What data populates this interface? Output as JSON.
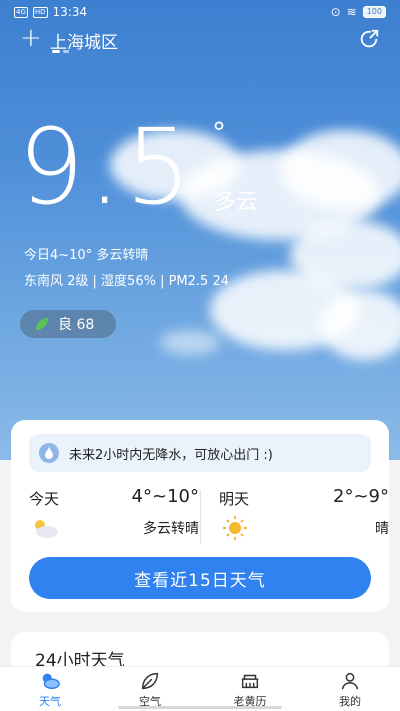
{
  "status": {
    "time": "13:34",
    "network": "4G",
    "hd": "HD",
    "battery": "100"
  },
  "header": {
    "city": "上海城区",
    "add_symbol": "+"
  },
  "current": {
    "temperature": "9.5",
    "unit": "°",
    "condition": "多云",
    "summary": "今日4~10° 多云转晴",
    "details": "东南风 2级 | 湿度56% | PM2.5 24",
    "aqi_label": "良 68"
  },
  "forecast_card": {
    "rain_notice": "未来2小时内无降水，可放心出门 :)",
    "today": {
      "label": "今天",
      "range": "4°~10°",
      "condition": "多云转晴",
      "icon": "partly-cloudy-icon"
    },
    "tomorrow": {
      "label": "明天",
      "range": "2°~9°",
      "condition": "晴",
      "icon": "sun-icon"
    },
    "cta": "查看近15日天气"
  },
  "hourly": {
    "title": "24小时天气"
  },
  "tabs": [
    {
      "label": "天气",
      "icon": "weather-icon",
      "active": true
    },
    {
      "label": "空气",
      "icon": "leaf-icon",
      "active": false
    },
    {
      "label": "老黄历",
      "icon": "almanac-icon",
      "active": false
    },
    {
      "label": "我的",
      "icon": "profile-icon",
      "active": false
    }
  ],
  "colors": {
    "accent": "#2f82f0",
    "sky": "#4f8fd9",
    "aqi_good": "#5cc15c"
  }
}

☆ ☆ ☆ ☆ ☆ ☆ ☆

(Instruction) Copy every line of the data exactly as written, excluding the pictures.

(Exercise answer)
What data populates this interface? Output as JSON.
{
  "status": {
    "time": "13:34",
    "network": "4G",
    "hd": "HD",
    "battery": "100"
  },
  "header": {
    "city": "上海城区",
    "add_symbol": "+"
  },
  "current": {
    "temperature": "9.5",
    "unit": "°",
    "condition": "多云",
    "summary": "今日4~10° 多云转晴",
    "details": "东南风 2级 | 湿度56% | PM2.5 24",
    "aqi_label": "良 68"
  },
  "forecast_card": {
    "rain_notice": "未来2小时内无降水，可放心出门 :)",
    "today": {
      "label": "今天",
      "range": "4°~10°",
      "condition": "多云转晴",
      "icon": "partly-cloudy-icon"
    },
    "tomorrow": {
      "label": "明天",
      "range": "2°~9°",
      "condition": "晴",
      "icon": "sun-icon"
    },
    "cta": "查看近15日天气"
  },
  "hourly": {
    "title": "24小时天气"
  },
  "tabs": [
    {
      "label": "天气",
      "icon": "weather-icon",
      "active": true
    },
    {
      "label": "空气",
      "icon": "leaf-icon",
      "active": false
    },
    {
      "label": "老黄历",
      "icon": "almanac-icon",
      "active": false
    },
    {
      "label": "我的",
      "icon": "profile-icon",
      "active": false
    }
  ],
  "colors": {
    "accent": "#2f82f0",
    "sky": "#4f8fd9",
    "aqi_good": "#5cc15c"
  }
}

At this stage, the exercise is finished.